== SET EXERCISE ==
Using the listing below, extract each line that has the word "xlabel" in it.

Excerpts from a figure dataset
■ ■ ■ ■ ■ ■ ■

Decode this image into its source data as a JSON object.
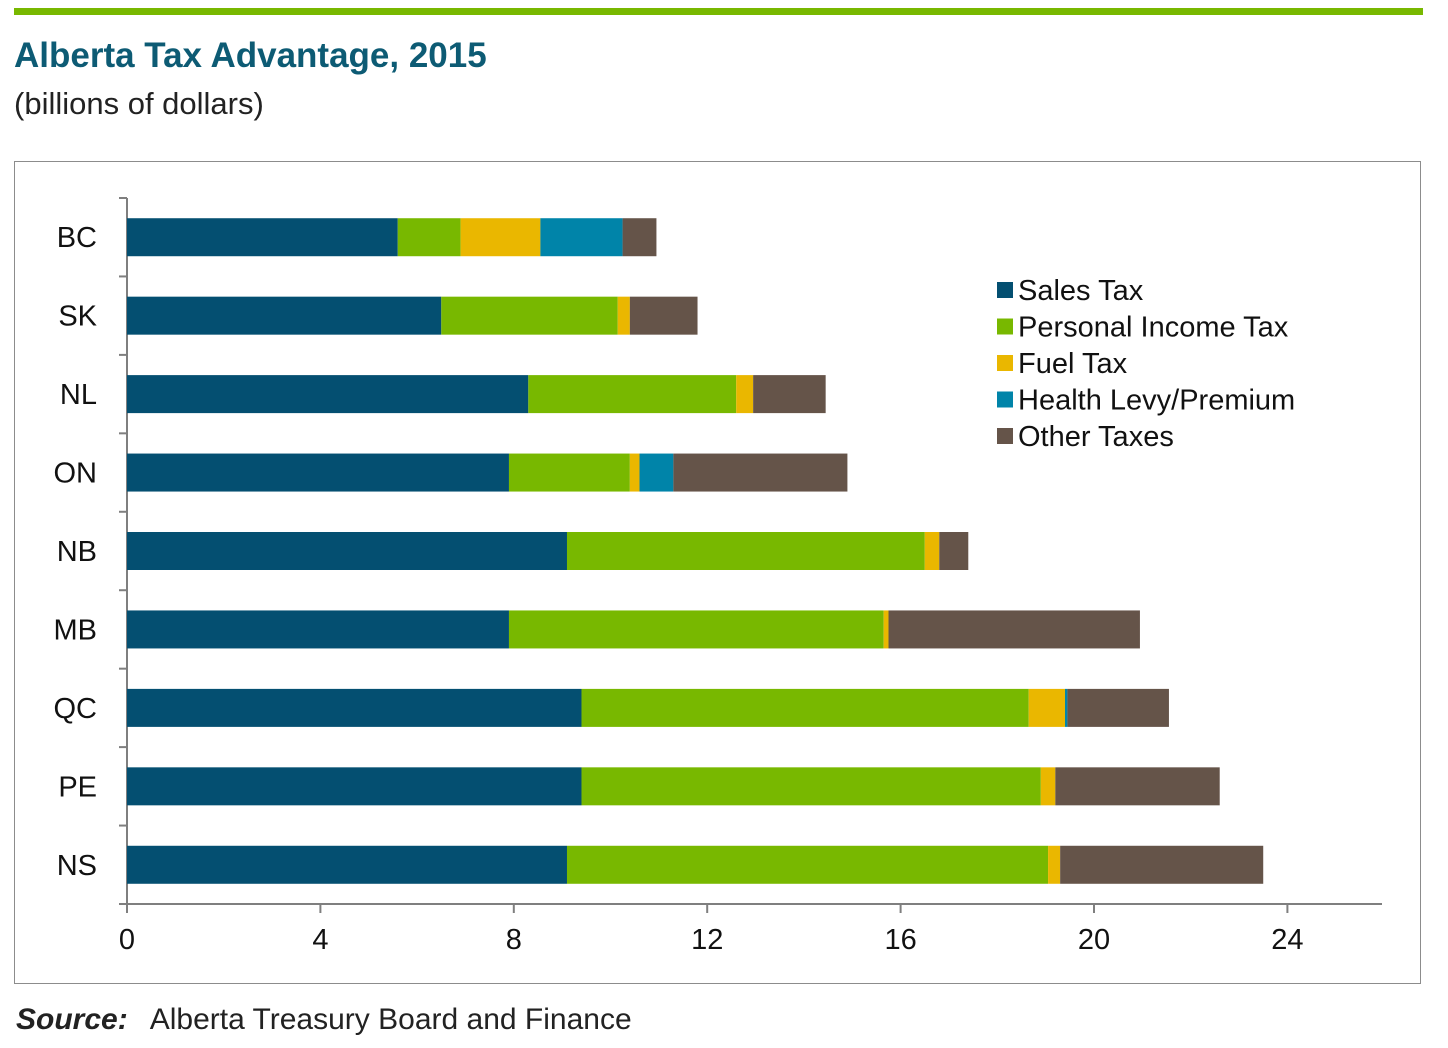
{
  "header": {
    "title": "Alberta Tax Advantage, 2015",
    "subtitle": "(billions of dollars)"
  },
  "footer": {
    "source_label": "Source:",
    "source_text": "Alberta Treasury Board and Finance"
  },
  "colors": {
    "accent_rule": "#78b800",
    "title": "#0d5b74"
  },
  "chart_data": {
    "type": "bar",
    "orientation": "horizontal",
    "stacked": true,
    "title": "Alberta Tax Advantage, 2015",
    "subtitle": "(billions of dollars)",
    "categories": [
      "BC",
      "SK",
      "NL",
      "ON",
      "NB",
      "MB",
      "QC",
      "PE",
      "NS"
    ],
    "xlim": [
      0,
      26
    ],
    "xticks": [
      0,
      4,
      8,
      12,
      16,
      20,
      24
    ],
    "grid": false,
    "legend_position": "top-right",
    "series": [
      {
        "name": "Sales Tax",
        "color": "#044f71",
        "values": [
          5.6,
          6.5,
          8.3,
          7.9,
          9.1,
          7.9,
          9.4,
          9.4,
          9.1
        ]
      },
      {
        "name": "Personal Income Tax",
        "color": "#78b800",
        "values": [
          1.3,
          3.65,
          4.3,
          2.5,
          7.4,
          7.75,
          9.25,
          9.5,
          9.95
        ]
      },
      {
        "name": "Fuel Tax",
        "color": "#eab700",
        "values": [
          1.65,
          0.25,
          0.35,
          0.2,
          0.3,
          0.1,
          0.75,
          0.3,
          0.25
        ]
      },
      {
        "name": "Health Levy/Premium",
        "color": "#0084a9",
        "values": [
          1.7,
          0,
          0,
          0.7,
          0,
          0,
          0.05,
          0,
          0
        ]
      },
      {
        "name": "Other Taxes",
        "color": "#655449",
        "values": [
          0.7,
          1.4,
          1.5,
          3.6,
          0.6,
          5.2,
          2.1,
          3.4,
          4.2
        ]
      }
    ]
  }
}
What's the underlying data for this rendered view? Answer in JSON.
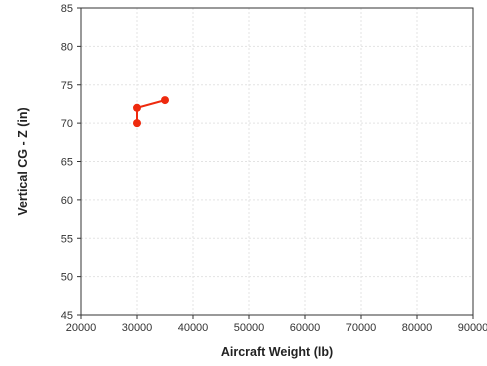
{
  "chart_data": {
    "type": "line",
    "title": "",
    "xlabel": "Aircraft Weight (lb)",
    "ylabel": "Vertical CG - Z (in)",
    "xlim": [
      20000,
      90000
    ],
    "ylim": [
      45,
      85
    ],
    "x_ticks": [
      "20000",
      "30000",
      "40000",
      "50000",
      "60000",
      "70000",
      "80000",
      "90000"
    ],
    "y_ticks": [
      "45",
      "50",
      "55",
      "60",
      "65",
      "70",
      "75",
      "80",
      "85"
    ],
    "grid": true,
    "legend": "none",
    "series": [
      {
        "color": "#ee2a0e",
        "points": [
          {
            "x": 30000,
            "y": 70
          },
          {
            "x": 30000,
            "y": 72
          },
          {
            "x": 35000,
            "y": 73
          }
        ]
      }
    ]
  }
}
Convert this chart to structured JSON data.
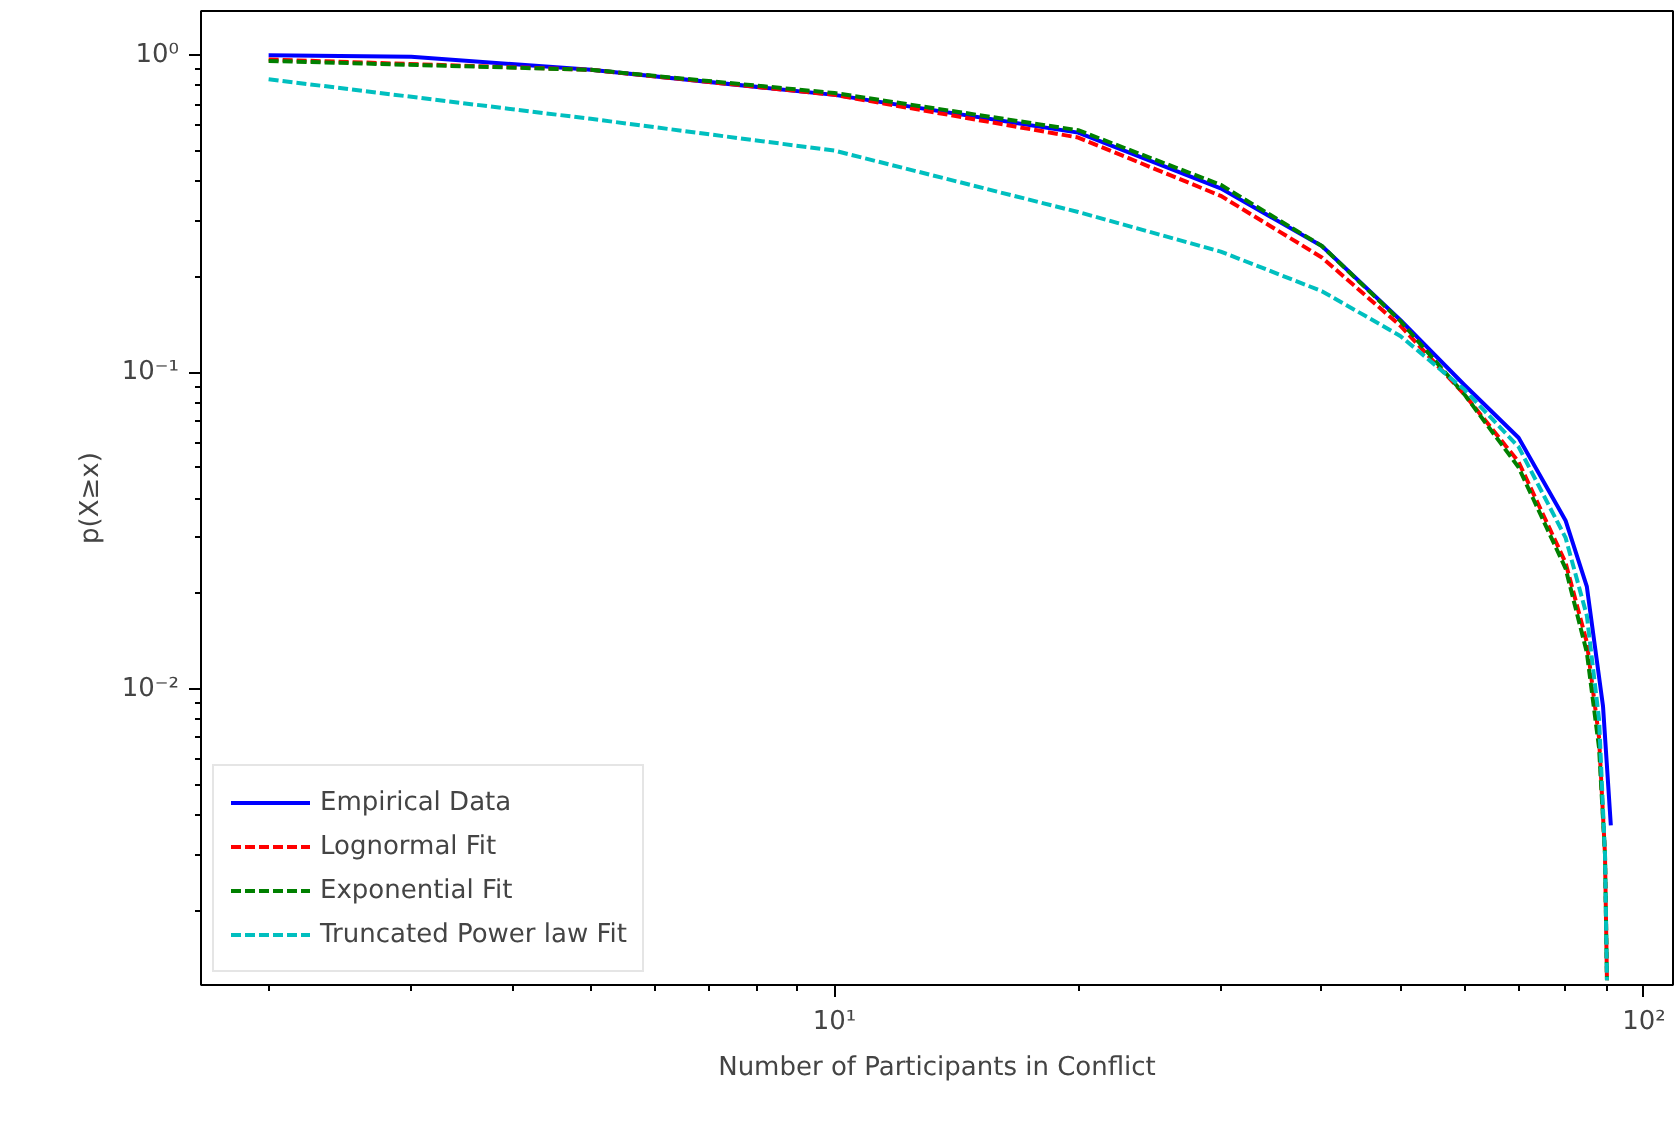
{
  "chart_data": {
    "type": "line",
    "xlabel": "Number of Participants in Conflict",
    "ylabel": "p(X≥x)",
    "log": "xy",
    "grid": false,
    "legend": "bottom left",
    "xlim": [
      1.65,
      108.6
    ],
    "ylim": [
      0.00116,
      1.38
    ],
    "xticks": [
      {
        "value": 2,
        "label": null
      },
      {
        "value": 3,
        "label": null
      },
      {
        "value": 4,
        "label": null
      },
      {
        "value": 5,
        "label": null
      },
      {
        "value": 6,
        "label": null
      },
      {
        "value": 7,
        "label": null
      },
      {
        "value": 8,
        "label": null
      },
      {
        "value": 9,
        "label": null
      },
      {
        "value": 10,
        "label": "10¹"
      },
      {
        "value": 20,
        "label": null
      },
      {
        "value": 30,
        "label": null
      },
      {
        "value": 40,
        "label": null
      },
      {
        "value": 50,
        "label": null
      },
      {
        "value": 60,
        "label": null
      },
      {
        "value": 70,
        "label": null
      },
      {
        "value": 80,
        "label": null
      },
      {
        "value": 90,
        "label": null
      },
      {
        "value": 100,
        "label": "10²"
      }
    ],
    "yticks": [
      {
        "value": 0.002,
        "label": null
      },
      {
        "value": 0.003,
        "label": null
      },
      {
        "value": 0.004,
        "label": null
      },
      {
        "value": 0.005,
        "label": null
      },
      {
        "value": 0.006,
        "label": null
      },
      {
        "value": 0.007,
        "label": null
      },
      {
        "value": 0.008,
        "label": null
      },
      {
        "value": 0.009,
        "label": null
      },
      {
        "value": 0.01,
        "label": "10⁻²"
      },
      {
        "value": 0.02,
        "label": null
      },
      {
        "value": 0.03,
        "label": null
      },
      {
        "value": 0.04,
        "label": null
      },
      {
        "value": 0.05,
        "label": null
      },
      {
        "value": 0.06,
        "label": null
      },
      {
        "value": 0.07,
        "label": null
      },
      {
        "value": 0.08,
        "label": null
      },
      {
        "value": 0.09,
        "label": null
      },
      {
        "value": 0.1,
        "label": "10⁻¹"
      },
      {
        "value": 0.2,
        "label": null
      },
      {
        "value": 0.3,
        "label": null
      },
      {
        "value": 0.4,
        "label": null
      },
      {
        "value": 0.5,
        "label": null
      },
      {
        "value": 0.6,
        "label": null
      },
      {
        "value": 0.7,
        "label": null
      },
      {
        "value": 0.8,
        "label": null
      },
      {
        "value": 0.9,
        "label": null
      },
      {
        "value": 1,
        "label": "10⁰"
      }
    ],
    "series": [
      {
        "name": "Empirical Data",
        "color": "#0000ff",
        "line_style": "solid",
        "x": [
          2,
          3,
          5,
          10,
          20,
          30,
          40,
          50,
          60,
          70,
          80,
          85,
          89,
          91
        ],
        "values": [
          1.0,
          0.99,
          0.9,
          0.75,
          0.57,
          0.38,
          0.25,
          0.146,
          0.091,
          0.062,
          0.034,
          0.021,
          0.0088,
          0.0037
        ]
      },
      {
        "name": "Lognormal Fit",
        "color": "#ff0000",
        "line_style": "dashed",
        "x": [
          2,
          5,
          10,
          20,
          30,
          40,
          50,
          60,
          70,
          80,
          85,
          88,
          89.5,
          90
        ],
        "values": [
          0.97,
          0.9,
          0.75,
          0.55,
          0.36,
          0.23,
          0.14,
          0.085,
          0.052,
          0.025,
          0.014,
          0.007,
          0.003,
          0.0012
        ]
      },
      {
        "name": "Exponential Fit",
        "color": "#008000",
        "line_style": "dashed",
        "x": [
          2,
          5,
          10,
          20,
          30,
          40,
          50,
          60,
          70,
          80,
          85,
          88,
          89.5,
          90
        ],
        "values": [
          0.96,
          0.9,
          0.76,
          0.58,
          0.39,
          0.25,
          0.145,
          0.085,
          0.05,
          0.024,
          0.013,
          0.0065,
          0.003,
          0.0012
        ]
      },
      {
        "name": "Truncated Power law Fit",
        "color": "#00bfbf",
        "line_style": "dashed",
        "x": [
          2,
          5,
          10,
          20,
          30,
          40,
          50,
          60,
          70,
          80,
          85,
          88,
          89.5,
          90
        ],
        "values": [
          0.84,
          0.63,
          0.5,
          0.32,
          0.24,
          0.18,
          0.13,
          0.088,
          0.058,
          0.03,
          0.017,
          0.008,
          0.003,
          0.0012
        ]
      }
    ]
  }
}
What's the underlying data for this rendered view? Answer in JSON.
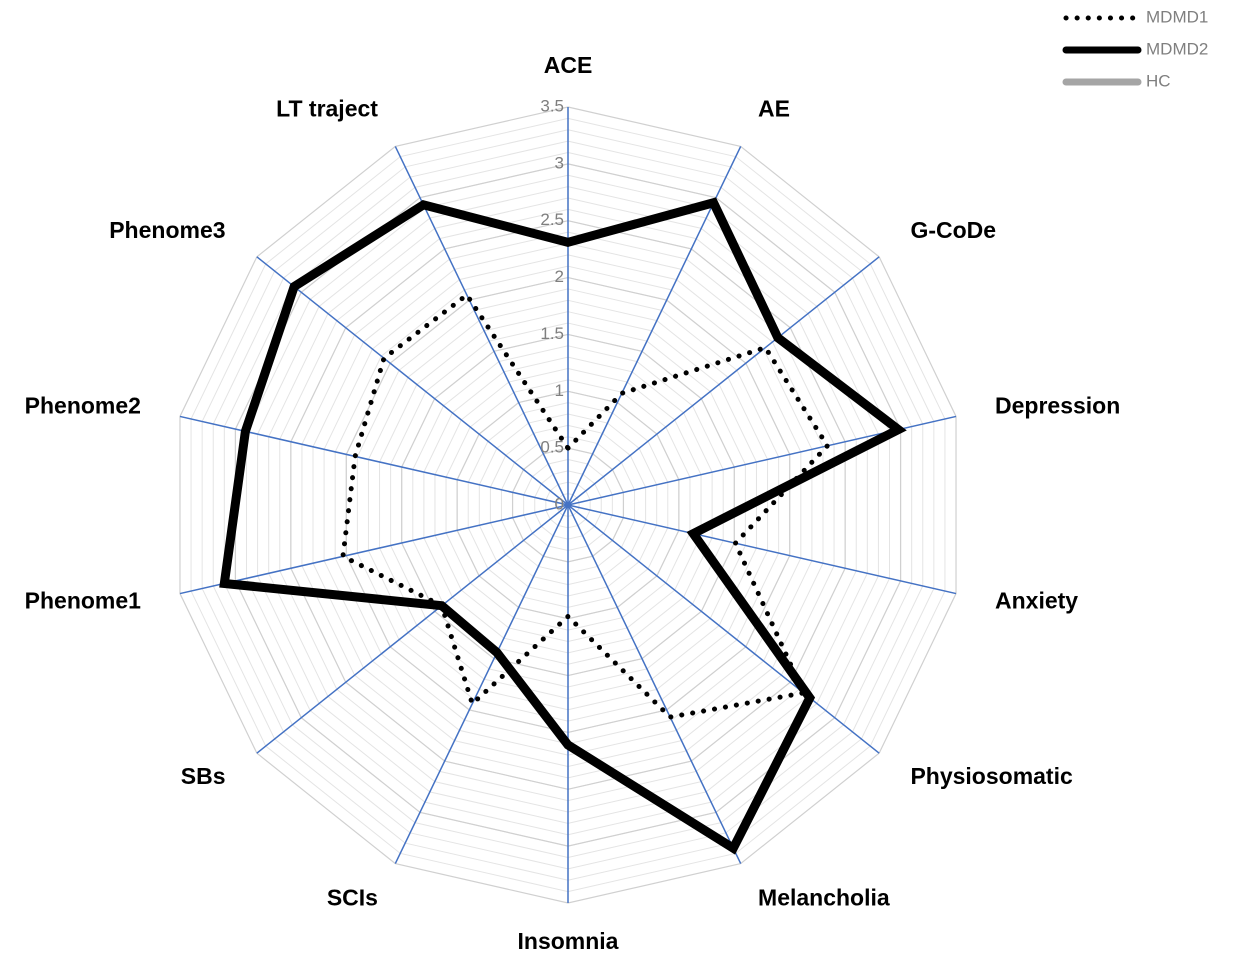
{
  "chart_data": {
    "type": "radar",
    "categories": [
      "ACE",
      "AE",
      "G-CoDe",
      "Depression",
      "Anxiety",
      "Physiosomatic",
      "Melancholia",
      "Insomnia",
      "SCIs",
      "SBs",
      "Phenome1",
      "Phenome2",
      "Phenome3",
      "LT traject"
    ],
    "series": [
      {
        "name": "MDMD1",
        "color": "#000000",
        "style": "dotted",
        "values": [
          0.5,
          1.09,
          2.22,
          2.34,
          1.51,
          2.65,
          2.07,
          0.98,
          1.94,
          1.42,
          2.03,
          1.92,
          2.07,
          2.05
        ]
      },
      {
        "name": "MDMD2",
        "color": "#000000",
        "style": "solid",
        "values": [
          2.31,
          2.95,
          2.36,
          2.98,
          1.13,
          2.72,
          3.35,
          2.11,
          1.44,
          1.42,
          3.1,
          2.91,
          3.08,
          2.93
        ]
      },
      {
        "name": "HC",
        "color": "#a5a5a5",
        "style": "solid",
        "values": [
          0,
          0,
          0,
          0,
          0,
          0,
          0,
          0,
          0,
          0,
          0,
          0,
          0,
          0
        ]
      }
    ],
    "ylim": [
      0,
      3.5
    ],
    "yticks": [
      0,
      0.5,
      1,
      1.5,
      2,
      2.5,
      3,
      3.5
    ],
    "minor_grid_step": 0.1,
    "grid": true,
    "legend": "top-right"
  }
}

■ ■ ■ ■ ■ ■ ■

== RESPONSE FOR THIS EXERCISE ==
    "xlabel": "Aircraft Weight (lb)",
    "xlabel": "Number of Participants in Conflict",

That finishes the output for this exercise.